**Dataset records**
* begin *
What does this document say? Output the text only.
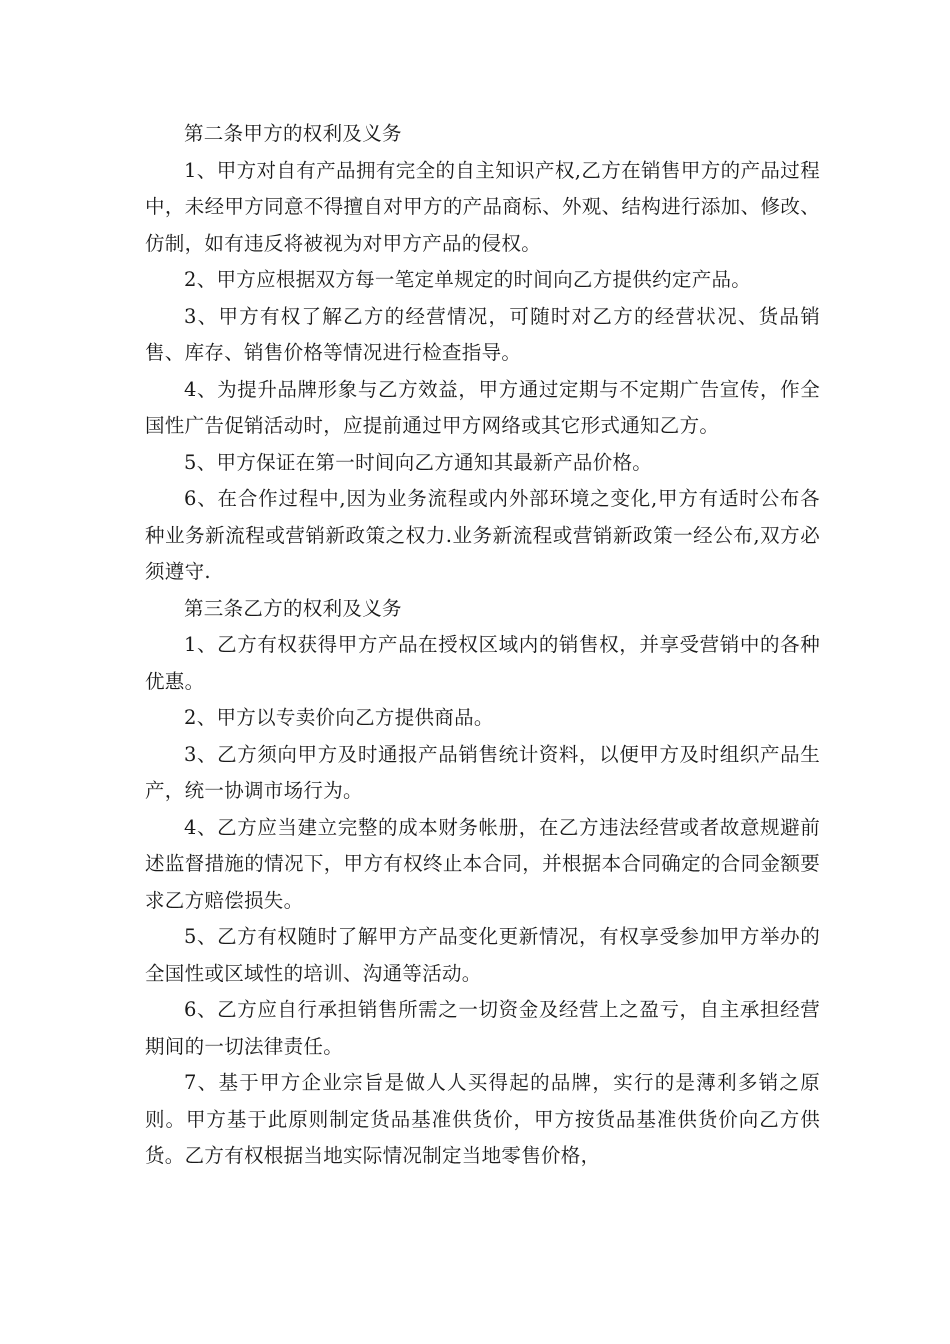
第二条甲方的权利及义务

1、甲方对自有产品拥有完全的自主知识产权,乙方在销售甲方的产品过程中，未经甲方同意不得擅自对甲方的产品商标、外观、结构进行添加、修改、仿制，如有违反将被视为对甲方产品的侵权。

2、甲方应根据双方每一笔定单规定的时间向乙方提供约定产品。

3、甲方有权了解乙方的经营情况，可随时对乙方的经营状况、货品销售、库存、销售价格等情况进行检查指导。

4、为提升品牌形象与乙方效益，甲方通过定期与不定期广告宣传，作全国性广告促销活动时，应提前通过甲方网络或其它形式通知乙方。

5、甲方保证在第一时间向乙方通知其最新产品价格。

6、在合作过程中,因为业务流程或内外部环境之变化,甲方有适时公布各种业务新流程或营销新政策之权力.业务新流程或营销新政策一经公布,双方必须遵守.

第三条乙方的权利及义务

1、乙方有权获得甲方产品在授权区域内的销售权，并享受营销中的各种优惠。

2、甲方以专卖价向乙方提供商品。

3、乙方须向甲方及时通报产品销售统计资料，以便甲方及时组织产品生产，统一协调市场行为。

4、乙方应当建立完整的成本财务帐册，在乙方违法经营或者故意规避前述监督措施的情况下，甲方有权终止本合同，并根据本合同确定的合同金额要求乙方赔偿损失。

5、乙方有权随时了解甲方产品变化更新情况，有权享受参加甲方举办的全国性或区域性的培训、沟通等活动。

6、乙方应自行承担销售所需之一切资金及经营上之盈亏，自主承担经营期间的一切法律责任。

7、基于甲方企业宗旨是做人人买得起的品牌，实行的是薄利多销之原则。甲方基于此原则制定货品基准供货价，甲方按货品基准供货价向乙方供货。乙方有权根据当地实际情况制定当地零售价格，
* end *
**Work to do**
Each line of the data should be quoted exactly, with pictures left out.

**Exercise output**
What does this document say? Output the text only.
第二条甲方的权利及义务

1、甲方对自有产品拥有完全的自主知识产权,乙方在销售甲方的产品过程中，未经甲方同意不得擅自对甲方的产品商标、外观、结构进行添加、修改、仿制，如有违反将被视为对甲方产品的侵权。

2、甲方应根据双方每一笔定单规定的时间向乙方提供约定产品。

3、甲方有权了解乙方的经营情况，可随时对乙方的经营状况、货品销售、库存、销售价格等情况进行检查指导。

4、为提升品牌形象与乙方效益，甲方通过定期与不定期广告宣传，作全国性广告促销活动时，应提前通过甲方网络或其它形式通知乙方。

5、甲方保证在第一时间向乙方通知其最新产品价格。

6、在合作过程中,因为业务流程或内外部环境之变化,甲方有适时公布各种业务新流程或营销新政策之权力.业务新流程或营销新政策一经公布,双方必须遵守.

第三条乙方的权利及义务

1、乙方有权获得甲方产品在授权区域内的销售权，并享受营销中的各种优惠。

2、甲方以专卖价向乙方提供商品。

3、乙方须向甲方及时通报产品销售统计资料，以便甲方及时组织产品生产，统一协调市场行为。

4、乙方应当建立完整的成本财务帐册，在乙方违法经营或者故意规避前述监督措施的情况下，甲方有权终止本合同，并根据本合同确定的合同金额要求乙方赔偿损失。

5、乙方有权随时了解甲方产品变化更新情况，有权享受参加甲方举办的全国性或区域性的培训、沟通等活动。

6、乙方应自行承担销售所需之一切资金及经营上之盈亏，自主承担经营期间的一切法律责任。

7、基于甲方企业宗旨是做人人买得起的品牌，实行的是薄利多销之原则。甲方基于此原则制定货品基准供货价，甲方按货品基准供货价向乙方供货。乙方有权根据当地实际情况制定当地零售价格，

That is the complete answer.